* _Passage for review_
• • • • •
Wednesday, August 3, 2011

A Hard Time

I have been in somewhat of a slump lately.....there have been several things that have been rolling around in my mind.

I feel like I have come very far in coming to terms with Madi's diagnosis of Down syndrome.  I have grieved, cried, screamed, felt sorry for myself and been angry at God.......but I have moved past all those emotions.  Really, I have!!

But, lately, I have been very scared about the future.  I have had several different encounters with adults with Ds over the last couple of weeks and none of them have been good.  Usually when I see someone older with Ds, I am encouraged and inspired by how well they are doing.  I get excited for Madi's future.  Right now......I am scared to death.

I know that I have to keep in mind that times have changed.  The early intervention and inclusion in schools has made a HUGE difference in how well a person with a disability can do.  Now days, the sky is the limit!!

I try to live each day focused on only that day.  I try to not get too stressed out about the future.  Madi is doing so many great things and brings such joy to my life.......these are the things I focus on.  So, why am I focusing on these encounters that bring me fear?!?!

I don't know the answer to that........I do think that part of it is that I STILL am not getting the support from a few people in my life that I thought I would have.  Madi is 7 1/2 months old now, you would think that people would have gotten over the shock of it all.......but, I guess not.

I know that I need to move forward and focus on all the wonderful people I have met through this journey. And for the most part, I have and do.  But, when you are going through a slump, the pain and hurt from not having the support from the people you most expect it from......it makes it even worse.

Okay.....enough of the pity party!!!!

Time to focus on some AMAZING things that the sunshine in my life is doing!!!!

First off......she is getting better and better at independent sitting so we are taking it up a notch and starting to work on sitting on a "bench" in the 90/90 position!




And she can actually bear weight on her legs now!!  It hasn't been until just recently that she would even put any sort of pressure onto her legs, she would just collapse.  But, now, she is LOVING it!  While we are working on the sitting on a bench, she pushes herself up without any prompting!!!







What a big girl!!!!

Tomorrow I am off to San Antonio for the National Down syndrome Convention!!!!  I am so excited!  Can't wait to post all the new info that I learn!

I hope everyone has a great weekend!

4 comments:

April Vernon said...

I can't wait to hear about the conference! I'd love to go to one of those!

I know how those slumps feel. They don't last long, but that doesn't make the fear any less real. Hopefully the conference will be just the boost you need!

Unknown said...

Just want to say I am the father of an amazing 38-year-old woman with Down syndrome. She is very active, independent, and capable. The future is bright for our "kids" with DS! Smile and enjoy.
Joe Rinaldo

Julz said...

Hey Hon! I just want to say I think you are the strongest woman I know and having people in your life that don't accept Madi, well I just can't believe it. She is the most darling baby out there and there is nothing wrong with her, she is just super special:) For people around you to not notice that, obviously they have deeper issues in their lives. The longer I live here the more I see the real greatness in some, while the true worst in others. So just hold on to those who are great, and let the others go, they are not even worth a second of thought. Im waiting to hear of your conference, Im sure you had a lot of great times. Madi is going to become a great young woman, because she has a few of those around her...you and Taylor!

teal915 said...

Ok, now I'm jealous ; ) Kamdyn has just started standing like that recently at 15 months. Looks like Madi is doing great.
• • • • •
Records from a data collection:
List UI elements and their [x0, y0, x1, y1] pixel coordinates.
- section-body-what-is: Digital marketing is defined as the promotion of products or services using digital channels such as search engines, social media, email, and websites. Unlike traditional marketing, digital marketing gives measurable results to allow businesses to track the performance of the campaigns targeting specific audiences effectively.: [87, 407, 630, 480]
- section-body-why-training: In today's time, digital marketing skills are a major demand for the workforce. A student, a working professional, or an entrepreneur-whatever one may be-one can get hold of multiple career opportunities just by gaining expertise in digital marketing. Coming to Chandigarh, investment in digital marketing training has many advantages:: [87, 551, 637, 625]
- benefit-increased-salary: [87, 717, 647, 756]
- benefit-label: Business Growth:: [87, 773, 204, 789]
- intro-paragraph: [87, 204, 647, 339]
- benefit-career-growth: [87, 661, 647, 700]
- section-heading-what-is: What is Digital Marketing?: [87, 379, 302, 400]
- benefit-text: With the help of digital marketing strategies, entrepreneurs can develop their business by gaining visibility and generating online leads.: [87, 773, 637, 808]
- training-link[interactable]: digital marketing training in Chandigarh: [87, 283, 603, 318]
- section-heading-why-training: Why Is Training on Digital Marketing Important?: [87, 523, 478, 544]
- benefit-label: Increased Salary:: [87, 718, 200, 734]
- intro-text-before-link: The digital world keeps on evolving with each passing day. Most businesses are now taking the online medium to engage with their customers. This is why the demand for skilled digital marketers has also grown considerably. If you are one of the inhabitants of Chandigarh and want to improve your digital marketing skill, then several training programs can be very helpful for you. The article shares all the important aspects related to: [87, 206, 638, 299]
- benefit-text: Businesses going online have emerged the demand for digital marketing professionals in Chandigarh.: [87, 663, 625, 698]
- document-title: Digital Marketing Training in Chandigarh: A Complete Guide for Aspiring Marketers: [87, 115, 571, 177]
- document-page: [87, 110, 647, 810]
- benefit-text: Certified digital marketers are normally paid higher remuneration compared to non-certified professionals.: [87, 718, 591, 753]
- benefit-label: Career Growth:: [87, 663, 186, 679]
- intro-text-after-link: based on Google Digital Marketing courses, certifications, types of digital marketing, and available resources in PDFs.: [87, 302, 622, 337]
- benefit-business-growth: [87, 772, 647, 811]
• • • • •
* _Activity list_
1. Write out the section of the blog post about Madi starting at "I feel like" and ending at "emotions.  Really, I have!!".
2. In the blog post about Madi, list each reaction the writer names as part of coming to terms with Madi's diagnosis of Down syndrome.

* _List of answers_
1.
I feel like I have come very far in coming to terms with Madi's diagnosis of Down syndrome.  I have grieved, cried, screamed, felt sorry for myself and been angry at God.......but I have moved past all those emotions.  Really, I have!!

2.
- grieved
- cried
- screamed
- felt sorry for myself
- been angry at God